* Task to complete *
Exact reproduction of the data is required, with images excluded.

* Supplied material *
────

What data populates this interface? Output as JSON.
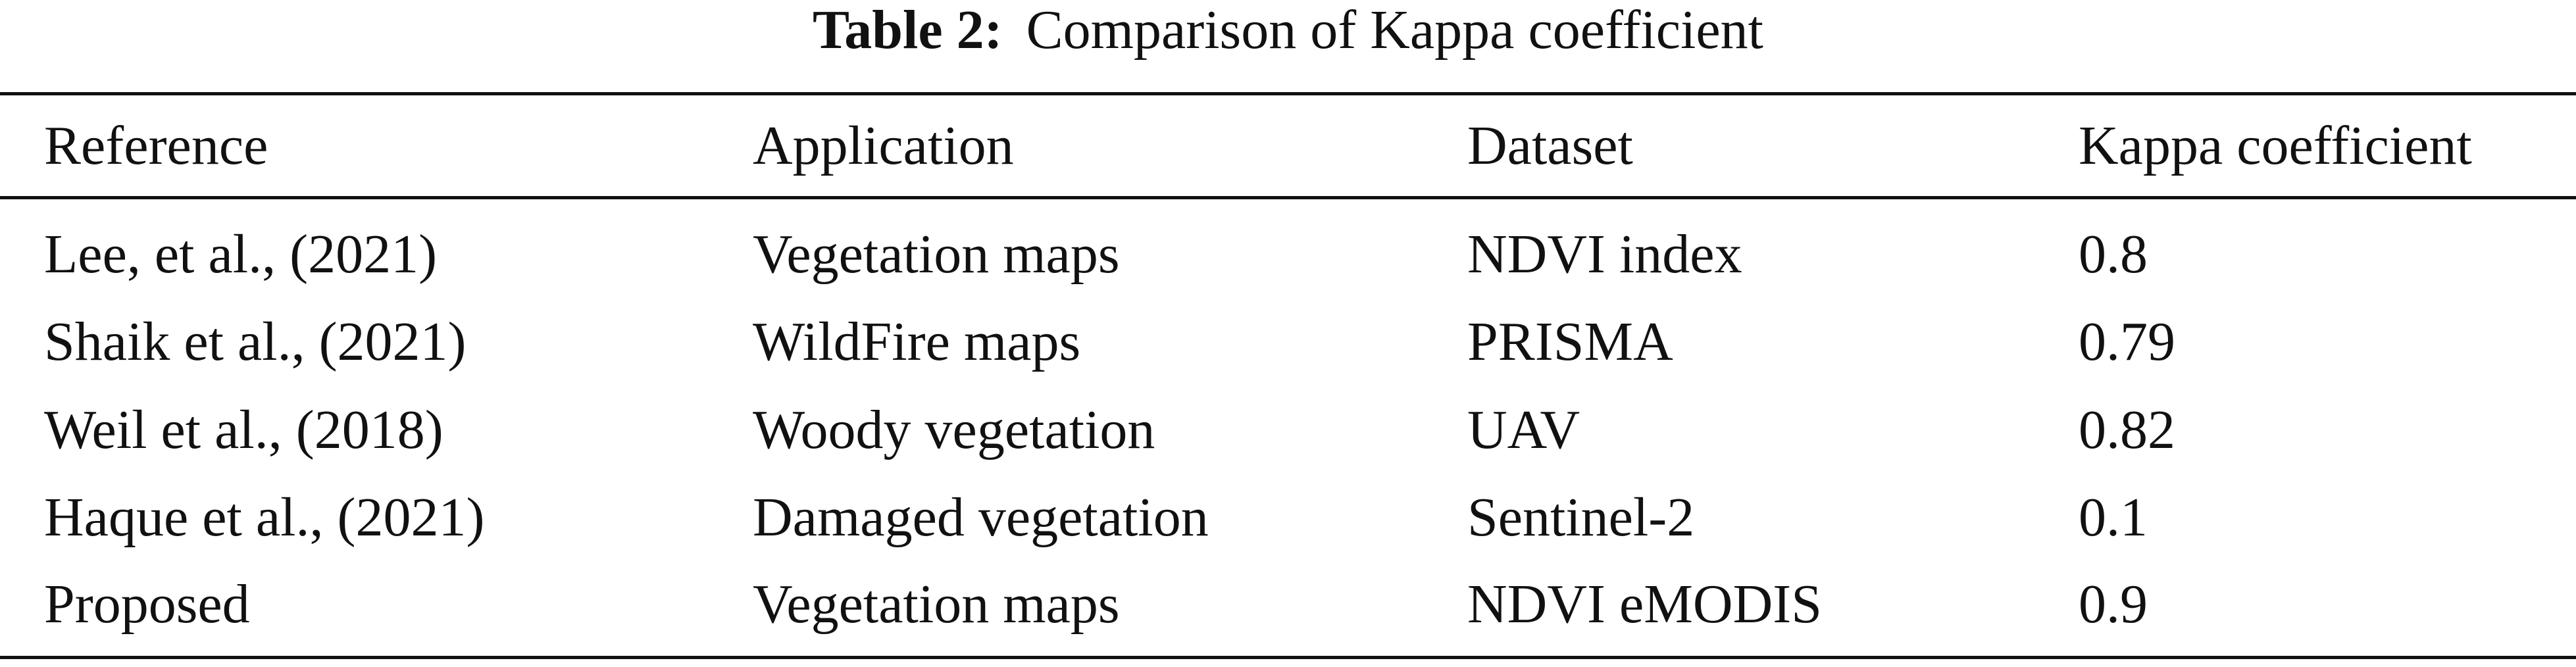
{
  "caption": {
    "label": "Table 2:",
    "text": "Comparison of Kappa coefficient"
  },
  "table": {
    "header": [
      "Reference",
      "Application",
      "Dataset",
      "Kappa coefficient"
    ],
    "rows": [
      [
        "Lee, et al., (2021)",
        "Vegetation maps",
        "NDVI index",
        0.8
      ],
      [
        "Shaik et al., (2021)",
        "WildFire maps",
        "PRISMA",
        0.79
      ],
      [
        "Weil et al., (2018)",
        "Woody vegetation",
        "UAV",
        0.82
      ],
      [
        "Haque et al., (2021)",
        "Damaged vegetation",
        "Sentinel-2",
        0.1
      ],
      [
        "Proposed",
        "Vegetation maps",
        "NDVI eMODIS",
        0.9
      ]
    ]
  }
}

────

* Written answer *
What data populates this interface? Output as JSON.
{
  "caption": {
    "label": "Table 2:",
    "text": "Comparison of Kappa coefficient"
  },
  "table": {
    "header": [
      "Reference",
      "Application",
      "Dataset",
      "Kappa coefficient"
    ],
    "rows": [
      [
        "Lee, et al., (2021)",
        "Vegetation maps",
        "NDVI index",
        0.8
      ],
      [
        "Shaik et al., (2021)",
        "WildFire maps",
        "PRISMA",
        0.79
      ],
      [
        "Weil et al., (2018)",
        "Woody vegetation",
        "UAV",
        0.82
      ],
      [
        "Haque et al., (2021)",
        "Damaged vegetation",
        "Sentinel-2",
        0.1
      ],
      [
        "Proposed",
        "Vegetation maps",
        "NDVI eMODIS",
        0.9
      ]
    ]
  }
}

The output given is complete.